Provided information >>
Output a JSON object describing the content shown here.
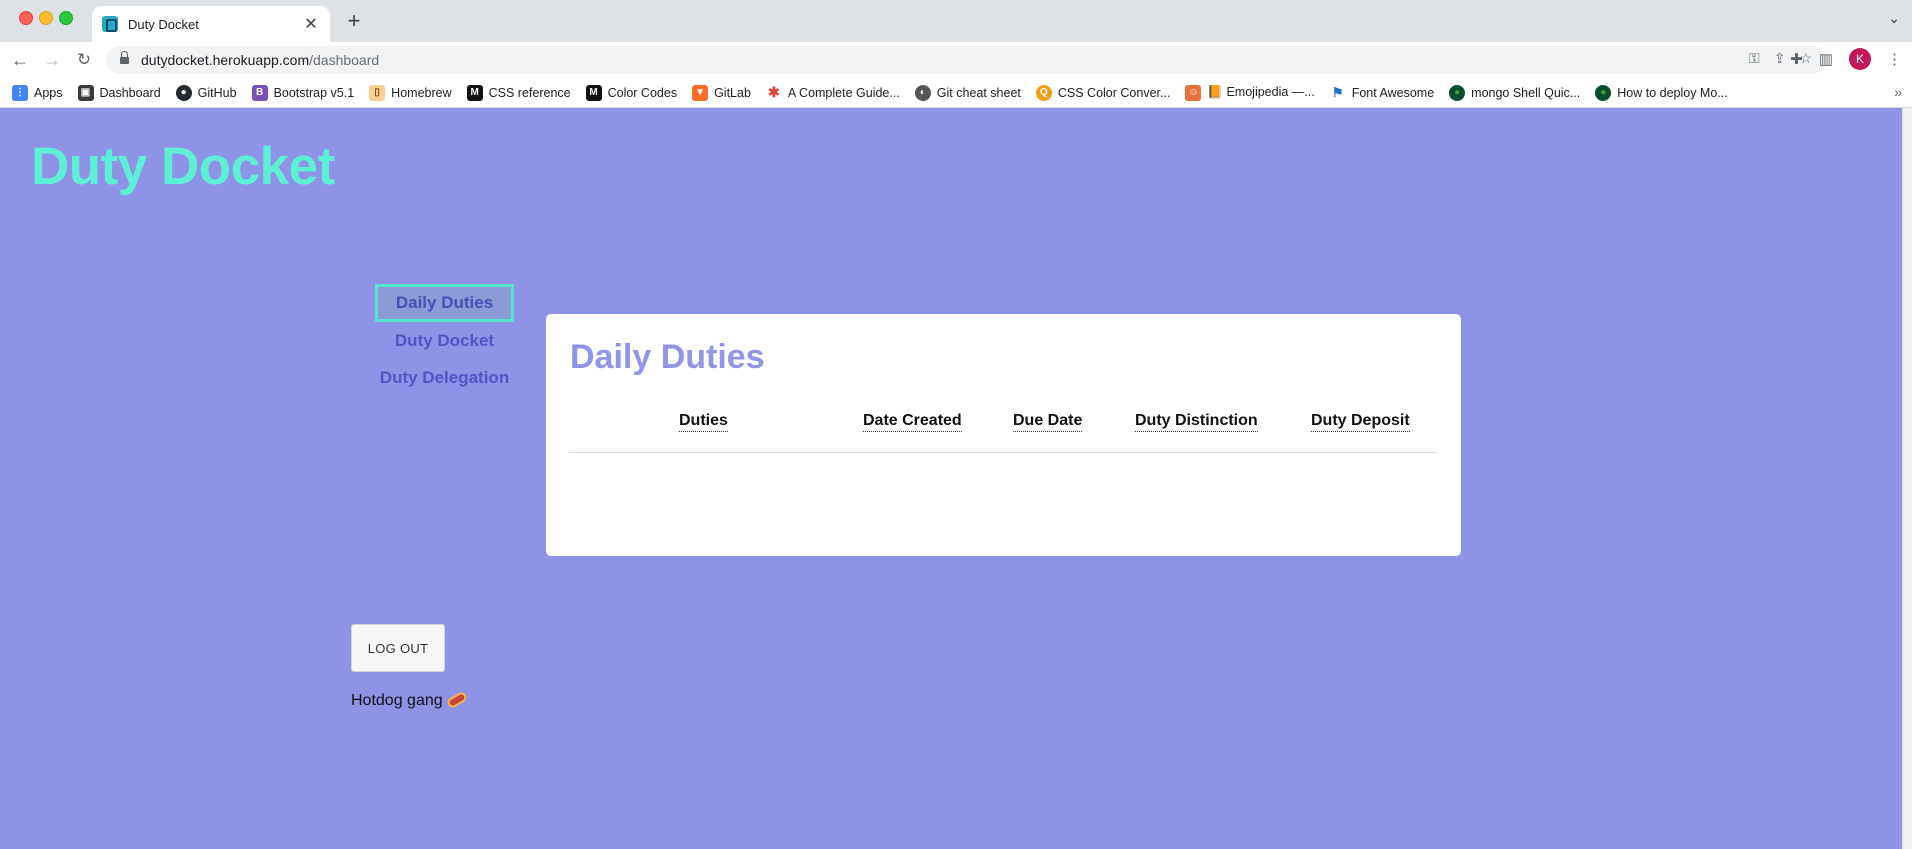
{
  "browser": {
    "tab_title": "Duty Docket",
    "url_host": "dutydocket.herokuapp.com",
    "url_path": "/dashboard",
    "profile_initial": "K",
    "bookmarks": [
      {
        "label": "Apps",
        "icon": "apps-grid-icon",
        "color": "#4285f4"
      },
      {
        "label": "Dashboard",
        "icon": "dashboard-icon",
        "color": "#3a3a3a"
      },
      {
        "label": "GitHub",
        "icon": "github-icon",
        "color": "#24292f"
      },
      {
        "label": "Bootstrap v5.1",
        "icon": "bootstrap-icon",
        "color": "#7952b3"
      },
      {
        "label": "Homebrew",
        "icon": "homebrew-icon",
        "color": "#f9d094"
      },
      {
        "label": "CSS reference",
        "icon": "css-reference-icon",
        "color": "#111111"
      },
      {
        "label": "Color Codes",
        "icon": "color-codes-icon",
        "color": "#111111"
      },
      {
        "label": "GitLab",
        "icon": "gitlab-icon",
        "color": "#fc6d26"
      },
      {
        "label": "A Complete Guide...",
        "icon": "css-tricks-icon",
        "color": "#e0443e"
      },
      {
        "label": "Git cheat sheet",
        "icon": "git-icon",
        "color": "#555555"
      },
      {
        "label": "CSS Color Conver...",
        "icon": "color-converter-icon",
        "color": "#f29d1a"
      },
      {
        "label": "📙 Emojipedia —...",
        "icon": "emojipedia-icon",
        "color": "#e8713a"
      },
      {
        "label": "Font Awesome",
        "icon": "font-awesome-flag-icon",
        "color": "#1c6ed6"
      },
      {
        "label": "mongo Shell Quic...",
        "icon": "mongodb-icon",
        "color": "#0a4d2f"
      },
      {
        "label": "How to deploy Mo...",
        "icon": "mongodb-icon",
        "color": "#0a4d2f"
      }
    ]
  },
  "site": {
    "title": "Duty Docket"
  },
  "nav": {
    "items": [
      {
        "label": "Daily Duties",
        "active": true
      },
      {
        "label": "Duty Docket",
        "active": false
      },
      {
        "label": "Duty Delegation",
        "active": false
      }
    ]
  },
  "card": {
    "title": "Daily Duties",
    "columns": [
      "Duties",
      "Date Created",
      "Due Date",
      "Duty Distinction",
      "Duty Deposit"
    ]
  },
  "actions": {
    "logout_label": "LOG OUT"
  },
  "footer": {
    "text": "Hotdog gang"
  },
  "colors": {
    "page_background": "#8f93e8",
    "title_accent": "#5ef0d4",
    "nav_text": "#5154c4",
    "card_title": "#9195e9"
  }
}
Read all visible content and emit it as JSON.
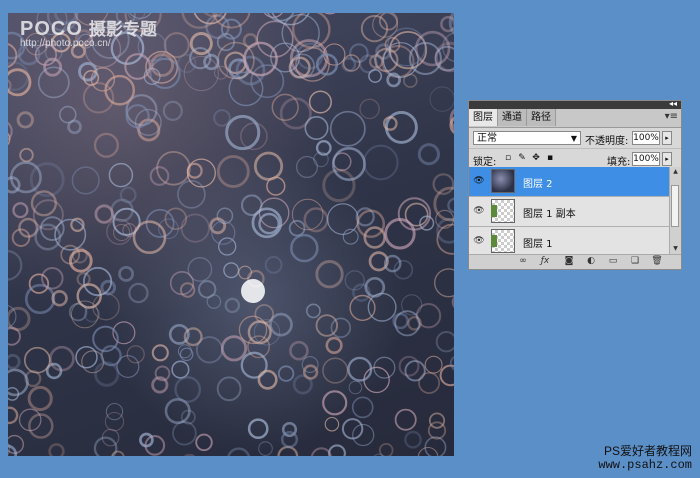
{
  "watermark": {
    "logo": "POCO",
    "subtitle": "摄影专题",
    "url": "http://photo.poco.cn/"
  },
  "layers_panel": {
    "tabs": [
      "图层",
      "通道",
      "路径"
    ],
    "active_tab": 0,
    "blend_mode": "正常",
    "opacity_label": "不透明度:",
    "opacity_value": "100%",
    "lock_label": "锁定:",
    "fill_label": "填充:",
    "fill_value": "100%",
    "layers": [
      {
        "name": "图层 2",
        "thumb": "bokeh",
        "selected": true
      },
      {
        "name": "图层 1 副本",
        "thumb": "checker-mask",
        "selected": false
      },
      {
        "name": "图层 1",
        "thumb": "checker-mask",
        "selected": false
      }
    ],
    "icons": [
      "link-icon",
      "fx-icon",
      "mask-icon",
      "adjustment-icon",
      "group-icon",
      "new-layer-icon",
      "trash-icon"
    ]
  },
  "footer": {
    "line1": "PS爱好者教程网",
    "line2": "www.psahz.com"
  },
  "colors": {
    "background": "#5b8fc7",
    "selection": "#3d8ee4"
  }
}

Exercise >>
Please set down each line of the data above exactly as written, without the pictures.

Task result >>
Output a JSON object describing the content shown here.
{
  "browser": {
    "tab_title": "Duty Docket",
    "url_host": "dutydocket.herokuapp.com",
    "url_path": "/dashboard",
    "profile_initial": "K",
    "bookmarks": [
      {
        "label": "Apps",
        "icon": "apps-grid-icon",
        "color": "#4285f4"
      },
      {
        "label": "Dashboard",
        "icon": "dashboard-icon",
        "color": "#3a3a3a"
      },
      {
        "label": "GitHub",
        "icon": "github-icon",
        "color": "#24292f"
      },
      {
        "label": "Bootstrap v5.1",
        "icon": "bootstrap-icon",
        "color": "#7952b3"
      },
      {
        "label": "Homebrew",
        "icon": "homebrew-icon",
        "color": "#f9d094"
      },
      {
        "label": "CSS reference",
        "icon": "css-reference-icon",
        "color": "#111111"
      },
      {
        "label": "Color Codes",
        "icon": "color-codes-icon",
        "color": "#111111"
      },
      {
        "label": "GitLab",
        "icon": "gitlab-icon",
        "color": "#fc6d26"
      },
      {
        "label": "A Complete Guide...",
        "icon": "css-tricks-icon",
        "color": "#e0443e"
      },
      {
        "label": "Git cheat sheet",
        "icon": "git-icon",
        "color": "#555555"
      },
      {
        "label": "CSS Color Conver...",
        "icon": "color-converter-icon",
        "color": "#f29d1a"
      },
      {
        "label": "📙 Emojipedia —...",
        "icon": "emojipedia-icon",
        "color": "#e8713a"
      },
      {
        "label": "Font Awesome",
        "icon": "font-awesome-flag-icon",
        "color": "#1c6ed6"
      },
      {
        "label": "mongo Shell Quic...",
        "icon": "mongodb-icon",
        "color": "#0a4d2f"
      },
      {
        "label": "How to deploy Mo...",
        "icon": "mongodb-icon",
        "color": "#0a4d2f"
      }
    ]
  },
  "site": {
    "title": "Duty Docket"
  },
  "nav": {
    "items": [
      {
        "label": "Daily Duties",
        "active": true
      },
      {
        "label": "Duty Docket",
        "active": false
      },
      {
        "label": "Duty Delegation",
        "active": false
      }
    ]
  },
  "card": {
    "title": "Daily Duties",
    "columns": [
      "Duties",
      "Date Created",
      "Due Date",
      "Duty Distinction",
      "Duty Deposit"
    ]
  },
  "actions": {
    "logout_label": "LOG OUT"
  },
  "footer": {
    "text": "Hotdog gang"
  },
  "colors": {
    "page_background": "#8f93e8",
    "title_accent": "#5ef0d4",
    "nav_text": "#5154c4",
    "card_title": "#9195e9"
  }
}
Read all visible content and emit it as JSON.
{
  "watermark": {
    "logo": "POCO",
    "subtitle": "摄影专题",
    "url": "http://photo.poco.cn/"
  },
  "layers_panel": {
    "tabs": [
      "图层",
      "通道",
      "路径"
    ],
    "active_tab": 0,
    "blend_mode": "正常",
    "opacity_label": "不透明度:",
    "opacity_value": "100%",
    "lock_label": "锁定:",
    "fill_label": "填充:",
    "fill_value": "100%",
    "layers": [
      {
        "name": "图层 2",
        "thumb": "bokeh",
        "selected": true
      },
      {
        "name": "图层 1 副本",
        "thumb": "checker-mask",
        "selected": false
      },
      {
        "name": "图层 1",
        "thumb": "checker-mask",
        "selected": false
      }
    ],
    "icons": [
      "link-icon",
      "fx-icon",
      "mask-icon",
      "adjustment-icon",
      "group-icon",
      "new-layer-icon",
      "trash-icon"
    ]
  },
  "footer": {
    "line1": "PS爱好者教程网",
    "line2": "www.psahz.com"
  },
  "colors": {
    "background": "#5b8fc7",
    "selection": "#3d8ee4"
  }
}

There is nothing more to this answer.